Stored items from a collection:

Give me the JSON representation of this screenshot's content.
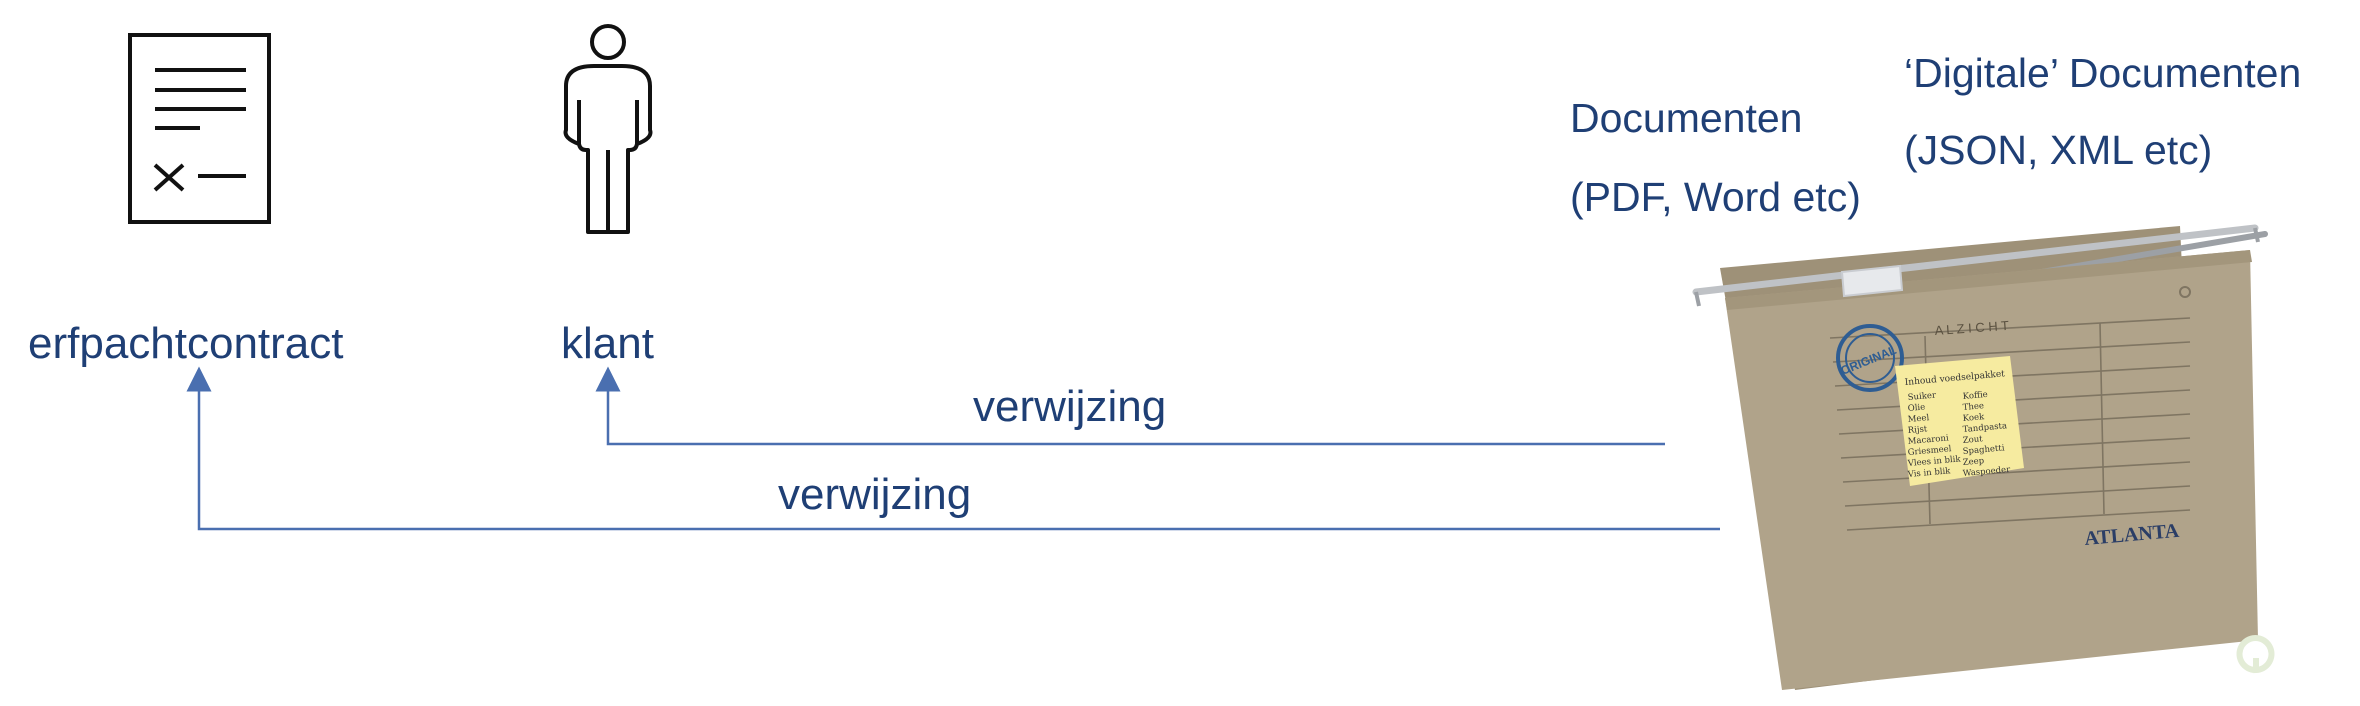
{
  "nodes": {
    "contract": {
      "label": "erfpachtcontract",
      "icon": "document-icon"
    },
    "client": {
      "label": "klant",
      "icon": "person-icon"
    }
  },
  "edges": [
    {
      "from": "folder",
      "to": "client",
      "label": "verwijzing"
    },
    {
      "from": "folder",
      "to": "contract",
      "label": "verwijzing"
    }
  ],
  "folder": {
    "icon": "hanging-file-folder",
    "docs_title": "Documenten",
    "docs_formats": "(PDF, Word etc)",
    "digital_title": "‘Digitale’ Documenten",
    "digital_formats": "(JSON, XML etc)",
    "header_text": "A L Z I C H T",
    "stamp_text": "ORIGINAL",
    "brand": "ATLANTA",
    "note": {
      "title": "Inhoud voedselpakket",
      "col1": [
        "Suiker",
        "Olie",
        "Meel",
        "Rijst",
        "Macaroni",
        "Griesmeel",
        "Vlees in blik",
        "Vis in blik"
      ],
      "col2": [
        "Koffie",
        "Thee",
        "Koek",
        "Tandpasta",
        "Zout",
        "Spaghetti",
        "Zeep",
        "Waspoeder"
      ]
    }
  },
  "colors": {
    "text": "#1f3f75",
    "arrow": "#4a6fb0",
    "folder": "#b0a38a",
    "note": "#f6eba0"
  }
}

STATED TASK: Copy the material shown above in full and exactly. Skip the pictures.

ANSWER TO THIS TASK:
Give me the JSON representation of this screenshot's content.
{
  "nodes": {
    "contract": {
      "label": "erfpachtcontract",
      "icon": "document-icon"
    },
    "client": {
      "label": "klant",
      "icon": "person-icon"
    }
  },
  "edges": [
    {
      "from": "folder",
      "to": "client",
      "label": "verwijzing"
    },
    {
      "from": "folder",
      "to": "contract",
      "label": "verwijzing"
    }
  ],
  "folder": {
    "icon": "hanging-file-folder",
    "docs_title": "Documenten",
    "docs_formats": "(PDF, Word etc)",
    "digital_title": "‘Digitale’ Documenten",
    "digital_formats": "(JSON, XML etc)",
    "header_text": "A L Z I C H T",
    "stamp_text": "ORIGINAL",
    "brand": "ATLANTA",
    "note": {
      "title": "Inhoud voedselpakket",
      "col1": [
        "Suiker",
        "Olie",
        "Meel",
        "Rijst",
        "Macaroni",
        "Griesmeel",
        "Vlees in blik",
        "Vis in blik"
      ],
      "col2": [
        "Koffie",
        "Thee",
        "Koek",
        "Tandpasta",
        "Zout",
        "Spaghetti",
        "Zeep",
        "Waspoeder"
      ]
    }
  },
  "colors": {
    "text": "#1f3f75",
    "arrow": "#4a6fb0",
    "folder": "#b0a38a",
    "note": "#f6eba0"
  }
}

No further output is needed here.